| Records for the task |
--- START ---
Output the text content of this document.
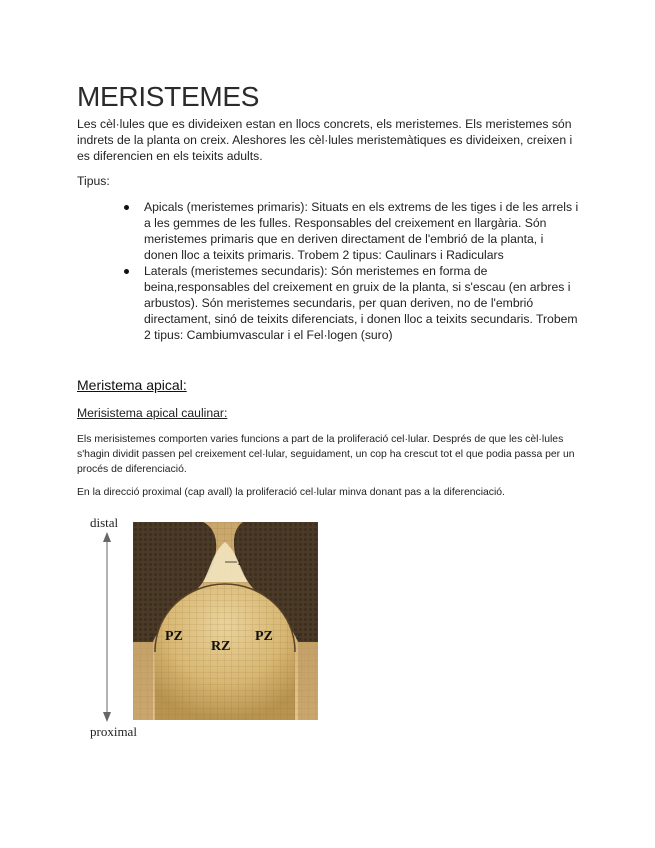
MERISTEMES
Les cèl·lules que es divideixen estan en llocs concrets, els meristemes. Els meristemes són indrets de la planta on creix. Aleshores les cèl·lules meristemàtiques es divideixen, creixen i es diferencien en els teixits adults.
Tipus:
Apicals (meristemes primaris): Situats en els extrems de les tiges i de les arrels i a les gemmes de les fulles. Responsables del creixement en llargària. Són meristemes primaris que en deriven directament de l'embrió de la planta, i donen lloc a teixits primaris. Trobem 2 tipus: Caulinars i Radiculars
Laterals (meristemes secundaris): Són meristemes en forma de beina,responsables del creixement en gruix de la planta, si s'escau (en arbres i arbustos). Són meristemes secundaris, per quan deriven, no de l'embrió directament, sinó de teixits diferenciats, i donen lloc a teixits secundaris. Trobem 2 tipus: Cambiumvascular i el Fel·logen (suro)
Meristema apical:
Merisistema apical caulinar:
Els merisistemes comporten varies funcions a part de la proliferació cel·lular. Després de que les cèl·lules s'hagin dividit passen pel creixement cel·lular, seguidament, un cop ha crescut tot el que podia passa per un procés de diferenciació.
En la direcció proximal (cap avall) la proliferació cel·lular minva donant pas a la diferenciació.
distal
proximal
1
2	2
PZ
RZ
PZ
--- END ---
| Direction |
Copy out all the entries exactly. Images stay out of the copy.

| Final answer |
Output the text content of this document.
MERISTEMES
Les cèl·lules que es divideixen estan en llocs concrets, els meristemes. Els meristemes són indrets de la planta on creix. Aleshores les cèl·lules meristemàtiques es divideixen, creixen i es diferencien en els teixits adults.
Tipus:
Apicals (meristemes primaris): Situats en els extrems de les tiges i de les arrels i a les gemmes de les fulles. Responsables del creixement en llargària. Són meristemes primaris que en deriven directament de l'embrió de la planta, i donen lloc a teixits primaris. Trobem 2 tipus: Caulinars i Radiculars
Laterals (meristemes secundaris): Són meristemes en forma de beina,responsables del creixement en gruix de la planta, si s'escau (en arbres i arbustos). Són meristemes secundaris, per quan deriven, no de l'embrió directament, sinó de teixits diferenciats, i donen lloc a teixits secundaris. Trobem 2 tipus: Cambiumvascular i el Fel·logen (suro)
Meristema apical:
Merisistema apical caulinar:
Els merisistemes comporten varies funcions a part de la proliferació cel·lular. Després de que les cèl·lules s'hagin dividit passen pel creixement cel·lular, seguidament, un cop ha crescut tot el que podia passa per un procés de diferenciació.
En la direcció proximal (cap avall) la proliferació cel·lular minva donant pas a la diferenciació.
distal
proximal
1
2	2
PZ
RZ
PZ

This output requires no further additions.